● **Written exercise**
Identify each line below containing the string "heading" and copy it.
━━━━━━━━━━━━━━━━━━━━
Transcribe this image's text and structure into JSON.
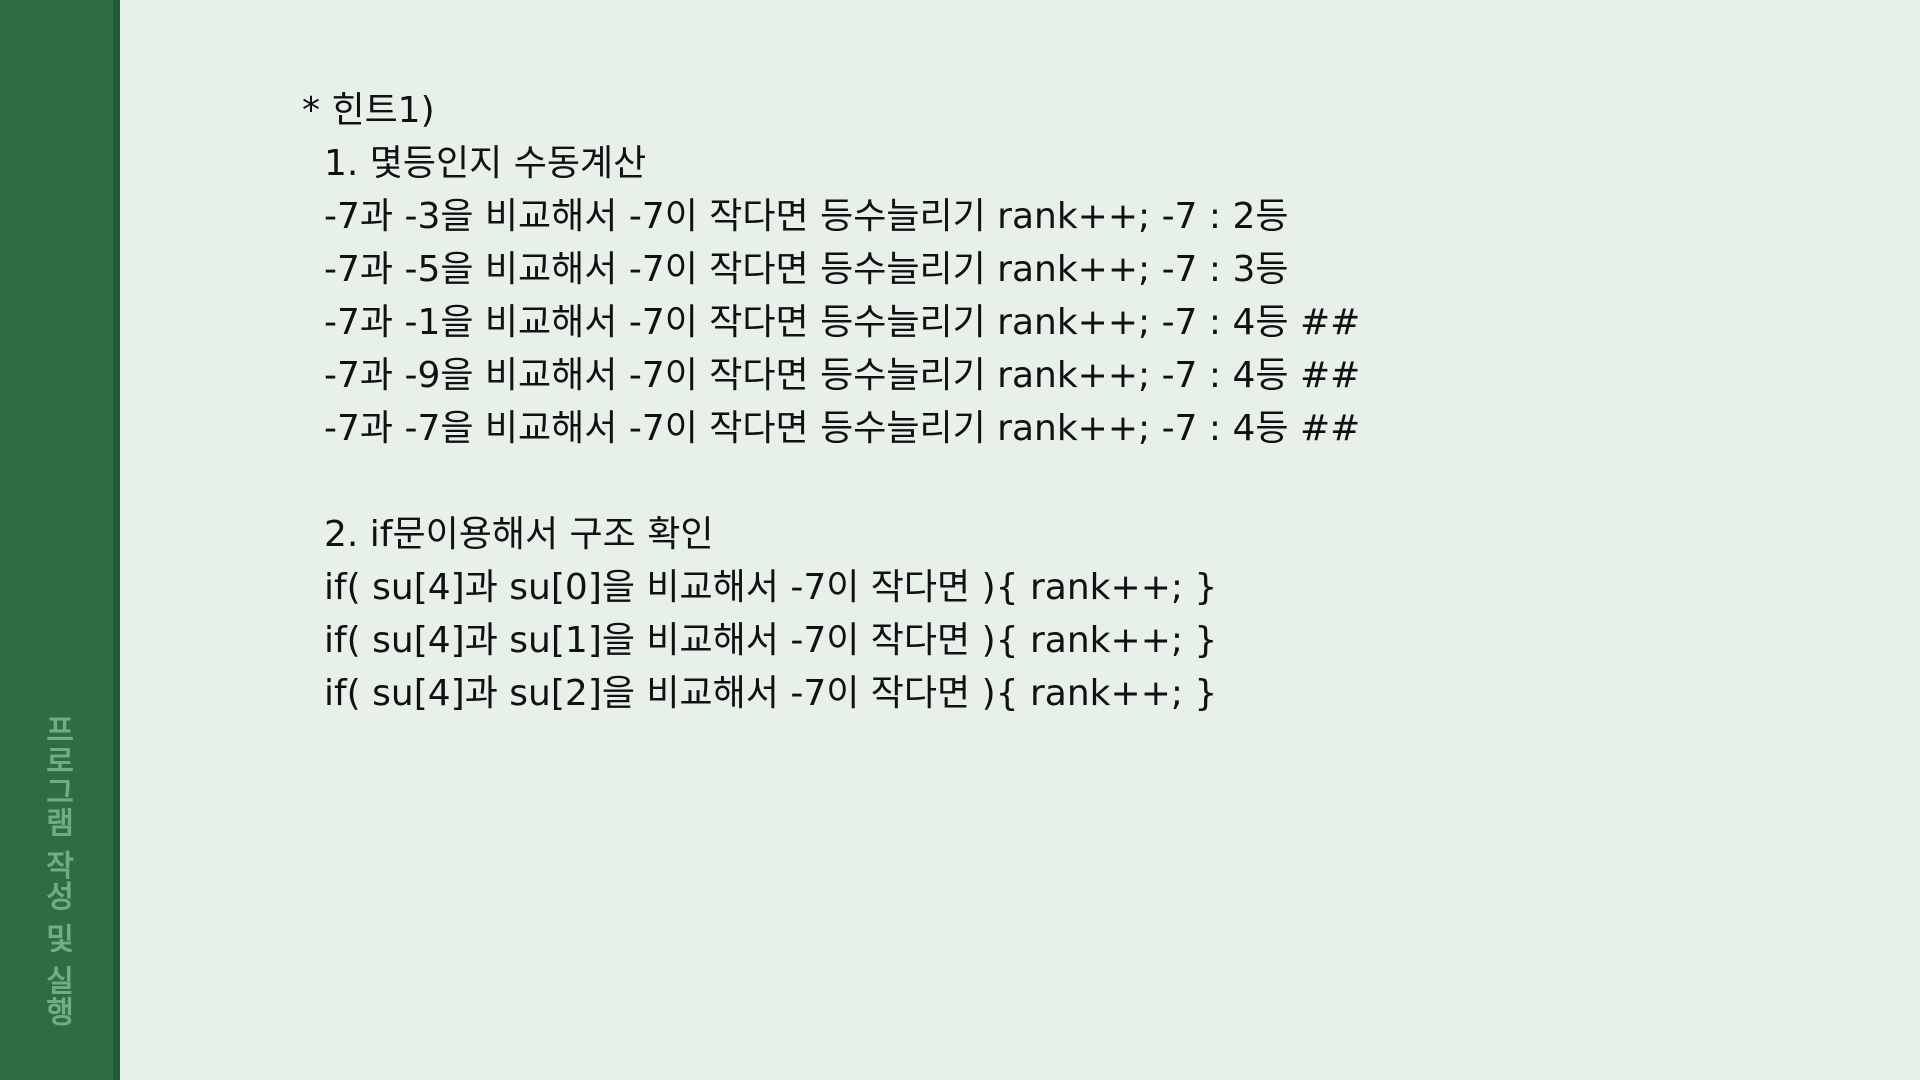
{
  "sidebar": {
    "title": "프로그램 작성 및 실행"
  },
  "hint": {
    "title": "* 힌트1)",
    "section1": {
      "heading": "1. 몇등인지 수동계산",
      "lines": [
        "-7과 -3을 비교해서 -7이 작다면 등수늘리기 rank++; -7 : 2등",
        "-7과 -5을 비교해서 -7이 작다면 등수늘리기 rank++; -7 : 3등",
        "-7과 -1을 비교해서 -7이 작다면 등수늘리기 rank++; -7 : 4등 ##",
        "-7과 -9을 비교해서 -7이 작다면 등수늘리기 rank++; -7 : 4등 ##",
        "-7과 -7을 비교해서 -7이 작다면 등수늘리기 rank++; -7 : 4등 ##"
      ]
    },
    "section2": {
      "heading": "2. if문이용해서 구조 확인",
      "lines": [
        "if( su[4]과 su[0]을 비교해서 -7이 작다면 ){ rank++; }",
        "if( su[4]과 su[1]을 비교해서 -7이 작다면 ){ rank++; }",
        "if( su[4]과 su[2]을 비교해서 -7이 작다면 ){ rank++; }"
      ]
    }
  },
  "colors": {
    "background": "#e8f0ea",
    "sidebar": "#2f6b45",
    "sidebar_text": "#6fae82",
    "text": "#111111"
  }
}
━━━━━━━━━━━━━━━━━━━━
● **Finished task**
      "heading": "1. 몇등인지 수동계산",
      "heading": "2. if문이용해서 구조 확인",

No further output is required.